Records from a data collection
** Begin **

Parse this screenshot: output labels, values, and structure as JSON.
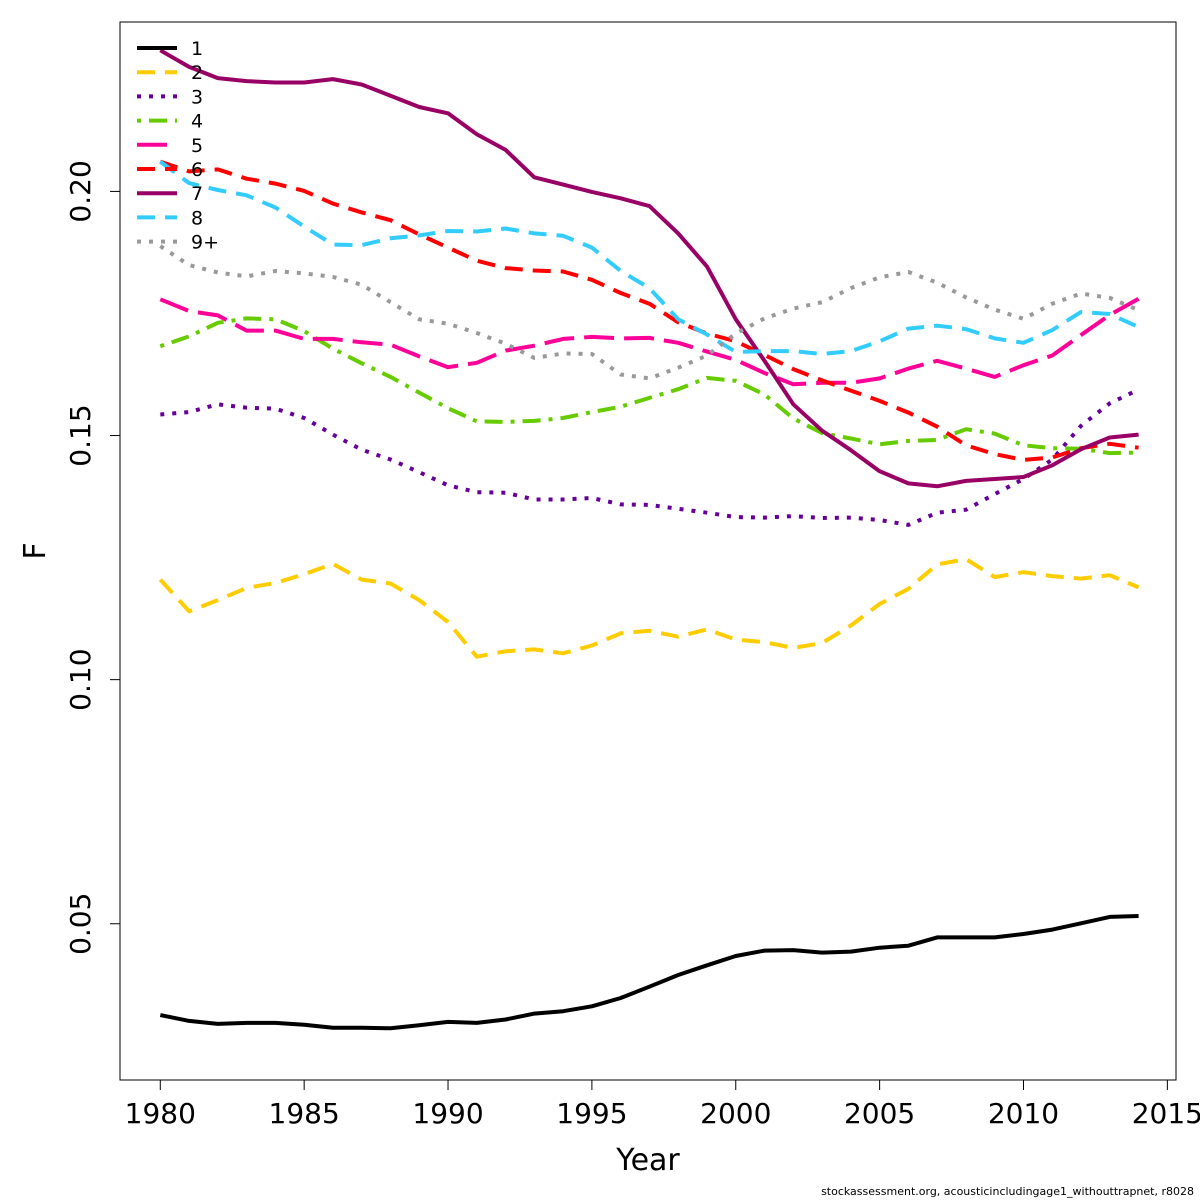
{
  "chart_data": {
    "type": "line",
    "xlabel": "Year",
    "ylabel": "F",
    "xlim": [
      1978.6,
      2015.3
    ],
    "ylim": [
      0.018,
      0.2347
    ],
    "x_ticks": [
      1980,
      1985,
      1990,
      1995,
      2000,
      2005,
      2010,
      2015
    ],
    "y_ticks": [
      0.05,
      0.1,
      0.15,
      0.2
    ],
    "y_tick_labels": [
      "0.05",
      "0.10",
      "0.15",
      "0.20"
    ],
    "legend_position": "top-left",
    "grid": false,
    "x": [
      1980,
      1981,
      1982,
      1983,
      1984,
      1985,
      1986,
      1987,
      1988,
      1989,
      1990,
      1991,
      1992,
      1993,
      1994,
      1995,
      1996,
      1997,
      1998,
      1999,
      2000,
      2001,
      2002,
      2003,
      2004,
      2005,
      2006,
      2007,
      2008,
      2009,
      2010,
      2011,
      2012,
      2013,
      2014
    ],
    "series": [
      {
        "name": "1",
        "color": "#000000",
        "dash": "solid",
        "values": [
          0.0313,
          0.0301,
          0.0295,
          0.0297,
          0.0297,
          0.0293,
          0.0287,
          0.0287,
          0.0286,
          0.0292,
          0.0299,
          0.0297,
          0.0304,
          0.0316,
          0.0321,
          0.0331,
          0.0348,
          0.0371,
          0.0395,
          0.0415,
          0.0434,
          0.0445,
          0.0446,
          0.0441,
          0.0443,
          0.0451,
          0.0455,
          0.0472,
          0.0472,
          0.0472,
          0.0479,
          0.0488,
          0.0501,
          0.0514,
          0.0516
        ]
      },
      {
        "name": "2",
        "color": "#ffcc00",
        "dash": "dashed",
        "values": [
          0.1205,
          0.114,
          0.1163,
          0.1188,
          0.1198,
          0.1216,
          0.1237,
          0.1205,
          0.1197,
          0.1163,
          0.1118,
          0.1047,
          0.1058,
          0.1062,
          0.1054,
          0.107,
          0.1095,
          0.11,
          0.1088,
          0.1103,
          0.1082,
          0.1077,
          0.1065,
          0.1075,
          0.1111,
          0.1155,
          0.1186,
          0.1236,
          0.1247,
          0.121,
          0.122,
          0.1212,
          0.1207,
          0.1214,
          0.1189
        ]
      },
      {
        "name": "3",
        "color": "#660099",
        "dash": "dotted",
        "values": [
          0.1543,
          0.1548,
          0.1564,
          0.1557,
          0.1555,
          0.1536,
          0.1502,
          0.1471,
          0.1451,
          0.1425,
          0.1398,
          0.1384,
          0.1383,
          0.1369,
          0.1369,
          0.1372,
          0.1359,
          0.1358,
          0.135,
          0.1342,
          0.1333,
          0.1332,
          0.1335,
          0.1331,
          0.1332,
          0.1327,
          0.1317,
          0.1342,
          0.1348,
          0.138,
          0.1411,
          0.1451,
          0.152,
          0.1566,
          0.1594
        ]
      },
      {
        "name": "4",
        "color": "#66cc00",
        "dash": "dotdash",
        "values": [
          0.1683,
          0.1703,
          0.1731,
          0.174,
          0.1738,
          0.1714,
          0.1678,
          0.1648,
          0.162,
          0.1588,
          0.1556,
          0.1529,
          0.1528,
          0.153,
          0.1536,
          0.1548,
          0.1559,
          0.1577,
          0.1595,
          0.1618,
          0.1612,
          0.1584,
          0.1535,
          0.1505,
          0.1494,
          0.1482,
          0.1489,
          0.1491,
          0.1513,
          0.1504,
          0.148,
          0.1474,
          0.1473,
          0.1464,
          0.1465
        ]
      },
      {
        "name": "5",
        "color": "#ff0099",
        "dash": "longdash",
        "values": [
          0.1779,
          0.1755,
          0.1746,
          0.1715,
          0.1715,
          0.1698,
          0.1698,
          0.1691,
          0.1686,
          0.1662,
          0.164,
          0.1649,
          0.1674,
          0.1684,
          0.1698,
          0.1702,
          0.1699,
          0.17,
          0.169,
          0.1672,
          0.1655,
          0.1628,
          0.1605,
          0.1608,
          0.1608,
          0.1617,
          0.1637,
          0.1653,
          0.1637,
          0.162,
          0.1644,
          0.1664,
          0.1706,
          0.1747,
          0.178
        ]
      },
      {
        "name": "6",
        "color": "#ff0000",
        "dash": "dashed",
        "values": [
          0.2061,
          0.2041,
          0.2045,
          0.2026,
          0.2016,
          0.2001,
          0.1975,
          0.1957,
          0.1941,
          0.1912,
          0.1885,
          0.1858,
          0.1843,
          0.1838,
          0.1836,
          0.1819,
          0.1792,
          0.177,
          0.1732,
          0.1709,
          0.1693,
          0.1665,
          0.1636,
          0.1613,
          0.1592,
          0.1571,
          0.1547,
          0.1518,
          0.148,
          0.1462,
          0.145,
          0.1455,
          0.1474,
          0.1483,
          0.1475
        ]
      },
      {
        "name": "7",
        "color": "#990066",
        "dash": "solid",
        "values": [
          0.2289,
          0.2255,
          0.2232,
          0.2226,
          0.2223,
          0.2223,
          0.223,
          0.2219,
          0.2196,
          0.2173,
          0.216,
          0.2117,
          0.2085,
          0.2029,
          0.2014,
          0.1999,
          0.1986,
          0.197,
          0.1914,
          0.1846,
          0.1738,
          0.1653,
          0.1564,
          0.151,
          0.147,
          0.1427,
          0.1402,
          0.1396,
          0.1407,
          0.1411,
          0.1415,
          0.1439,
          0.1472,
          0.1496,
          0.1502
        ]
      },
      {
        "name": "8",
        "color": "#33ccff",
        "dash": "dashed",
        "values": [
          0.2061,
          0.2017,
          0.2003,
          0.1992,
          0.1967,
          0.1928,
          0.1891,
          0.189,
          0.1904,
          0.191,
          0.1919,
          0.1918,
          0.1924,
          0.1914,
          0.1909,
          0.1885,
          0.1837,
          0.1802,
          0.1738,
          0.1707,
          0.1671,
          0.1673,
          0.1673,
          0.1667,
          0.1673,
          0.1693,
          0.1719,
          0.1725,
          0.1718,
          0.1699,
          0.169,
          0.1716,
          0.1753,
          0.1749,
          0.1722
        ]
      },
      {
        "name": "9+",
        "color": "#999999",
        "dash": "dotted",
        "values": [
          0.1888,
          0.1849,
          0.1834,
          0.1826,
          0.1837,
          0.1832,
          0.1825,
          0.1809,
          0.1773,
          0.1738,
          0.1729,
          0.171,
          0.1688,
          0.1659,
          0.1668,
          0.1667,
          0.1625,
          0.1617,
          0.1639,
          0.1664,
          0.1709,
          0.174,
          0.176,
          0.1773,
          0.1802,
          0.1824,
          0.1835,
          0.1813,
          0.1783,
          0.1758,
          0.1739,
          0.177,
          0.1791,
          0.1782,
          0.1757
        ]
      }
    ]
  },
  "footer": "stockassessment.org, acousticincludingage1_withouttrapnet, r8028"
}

** End **

- [Exercise instructions]: Leave the pictures out, and transcribe each of the records exactly.

- [Written solution]:
Parse this screenshot: output labels, values, and structure as JSON.
{
  "chart_data": {
    "type": "line",
    "xlabel": "Year",
    "ylabel": "F",
    "xlim": [
      1978.6,
      2015.3
    ],
    "ylim": [
      0.018,
      0.2347
    ],
    "x_ticks": [
      1980,
      1985,
      1990,
      1995,
      2000,
      2005,
      2010,
      2015
    ],
    "y_ticks": [
      0.05,
      0.1,
      0.15,
      0.2
    ],
    "y_tick_labels": [
      "0.05",
      "0.10",
      "0.15",
      "0.20"
    ],
    "legend_position": "top-left",
    "grid": false,
    "x": [
      1980,
      1981,
      1982,
      1983,
      1984,
      1985,
      1986,
      1987,
      1988,
      1989,
      1990,
      1991,
      1992,
      1993,
      1994,
      1995,
      1996,
      1997,
      1998,
      1999,
      2000,
      2001,
      2002,
      2003,
      2004,
      2005,
      2006,
      2007,
      2008,
      2009,
      2010,
      2011,
      2012,
      2013,
      2014
    ],
    "series": [
      {
        "name": "1",
        "color": "#000000",
        "dash": "solid",
        "values": [
          0.0313,
          0.0301,
          0.0295,
          0.0297,
          0.0297,
          0.0293,
          0.0287,
          0.0287,
          0.0286,
          0.0292,
          0.0299,
          0.0297,
          0.0304,
          0.0316,
          0.0321,
          0.0331,
          0.0348,
          0.0371,
          0.0395,
          0.0415,
          0.0434,
          0.0445,
          0.0446,
          0.0441,
          0.0443,
          0.0451,
          0.0455,
          0.0472,
          0.0472,
          0.0472,
          0.0479,
          0.0488,
          0.0501,
          0.0514,
          0.0516
        ]
      },
      {
        "name": "2",
        "color": "#ffcc00",
        "dash": "dashed",
        "values": [
          0.1205,
          0.114,
          0.1163,
          0.1188,
          0.1198,
          0.1216,
          0.1237,
          0.1205,
          0.1197,
          0.1163,
          0.1118,
          0.1047,
          0.1058,
          0.1062,
          0.1054,
          0.107,
          0.1095,
          0.11,
          0.1088,
          0.1103,
          0.1082,
          0.1077,
          0.1065,
          0.1075,
          0.1111,
          0.1155,
          0.1186,
          0.1236,
          0.1247,
          0.121,
          0.122,
          0.1212,
          0.1207,
          0.1214,
          0.1189
        ]
      },
      {
        "name": "3",
        "color": "#660099",
        "dash": "dotted",
        "values": [
          0.1543,
          0.1548,
          0.1564,
          0.1557,
          0.1555,
          0.1536,
          0.1502,
          0.1471,
          0.1451,
          0.1425,
          0.1398,
          0.1384,
          0.1383,
          0.1369,
          0.1369,
          0.1372,
          0.1359,
          0.1358,
          0.135,
          0.1342,
          0.1333,
          0.1332,
          0.1335,
          0.1331,
          0.1332,
          0.1327,
          0.1317,
          0.1342,
          0.1348,
          0.138,
          0.1411,
          0.1451,
          0.152,
          0.1566,
          0.1594
        ]
      },
      {
        "name": "4",
        "color": "#66cc00",
        "dash": "dotdash",
        "values": [
          0.1683,
          0.1703,
          0.1731,
          0.174,
          0.1738,
          0.1714,
          0.1678,
          0.1648,
          0.162,
          0.1588,
          0.1556,
          0.1529,
          0.1528,
          0.153,
          0.1536,
          0.1548,
          0.1559,
          0.1577,
          0.1595,
          0.1618,
          0.1612,
          0.1584,
          0.1535,
          0.1505,
          0.1494,
          0.1482,
          0.1489,
          0.1491,
          0.1513,
          0.1504,
          0.148,
          0.1474,
          0.1473,
          0.1464,
          0.1465
        ]
      },
      {
        "name": "5",
        "color": "#ff0099",
        "dash": "longdash",
        "values": [
          0.1779,
          0.1755,
          0.1746,
          0.1715,
          0.1715,
          0.1698,
          0.1698,
          0.1691,
          0.1686,
          0.1662,
          0.164,
          0.1649,
          0.1674,
          0.1684,
          0.1698,
          0.1702,
          0.1699,
          0.17,
          0.169,
          0.1672,
          0.1655,
          0.1628,
          0.1605,
          0.1608,
          0.1608,
          0.1617,
          0.1637,
          0.1653,
          0.1637,
          0.162,
          0.1644,
          0.1664,
          0.1706,
          0.1747,
          0.178
        ]
      },
      {
        "name": "6",
        "color": "#ff0000",
        "dash": "dashed",
        "values": [
          0.2061,
          0.2041,
          0.2045,
          0.2026,
          0.2016,
          0.2001,
          0.1975,
          0.1957,
          0.1941,
          0.1912,
          0.1885,
          0.1858,
          0.1843,
          0.1838,
          0.1836,
          0.1819,
          0.1792,
          0.177,
          0.1732,
          0.1709,
          0.1693,
          0.1665,
          0.1636,
          0.1613,
          0.1592,
          0.1571,
          0.1547,
          0.1518,
          0.148,
          0.1462,
          0.145,
          0.1455,
          0.1474,
          0.1483,
          0.1475
        ]
      },
      {
        "name": "7",
        "color": "#990066",
        "dash": "solid",
        "values": [
          0.2289,
          0.2255,
          0.2232,
          0.2226,
          0.2223,
          0.2223,
          0.223,
          0.2219,
          0.2196,
          0.2173,
          0.216,
          0.2117,
          0.2085,
          0.2029,
          0.2014,
          0.1999,
          0.1986,
          0.197,
          0.1914,
          0.1846,
          0.1738,
          0.1653,
          0.1564,
          0.151,
          0.147,
          0.1427,
          0.1402,
          0.1396,
          0.1407,
          0.1411,
          0.1415,
          0.1439,
          0.1472,
          0.1496,
          0.1502
        ]
      },
      {
        "name": "8",
        "color": "#33ccff",
        "dash": "dashed",
        "values": [
          0.2061,
          0.2017,
          0.2003,
          0.1992,
          0.1967,
          0.1928,
          0.1891,
          0.189,
          0.1904,
          0.191,
          0.1919,
          0.1918,
          0.1924,
          0.1914,
          0.1909,
          0.1885,
          0.1837,
          0.1802,
          0.1738,
          0.1707,
          0.1671,
          0.1673,
          0.1673,
          0.1667,
          0.1673,
          0.1693,
          0.1719,
          0.1725,
          0.1718,
          0.1699,
          0.169,
          0.1716,
          0.1753,
          0.1749,
          0.1722
        ]
      },
      {
        "name": "9+",
        "color": "#999999",
        "dash": "dotted",
        "values": [
          0.1888,
          0.1849,
          0.1834,
          0.1826,
          0.1837,
          0.1832,
          0.1825,
          0.1809,
          0.1773,
          0.1738,
          0.1729,
          0.171,
          0.1688,
          0.1659,
          0.1668,
          0.1667,
          0.1625,
          0.1617,
          0.1639,
          0.1664,
          0.1709,
          0.174,
          0.176,
          0.1773,
          0.1802,
          0.1824,
          0.1835,
          0.1813,
          0.1783,
          0.1758,
          0.1739,
          0.177,
          0.1791,
          0.1782,
          0.1757
        ]
      }
    ]
  },
  "footer": "stockassessment.org, acousticincludingage1_withouttrapnet, r8028"
}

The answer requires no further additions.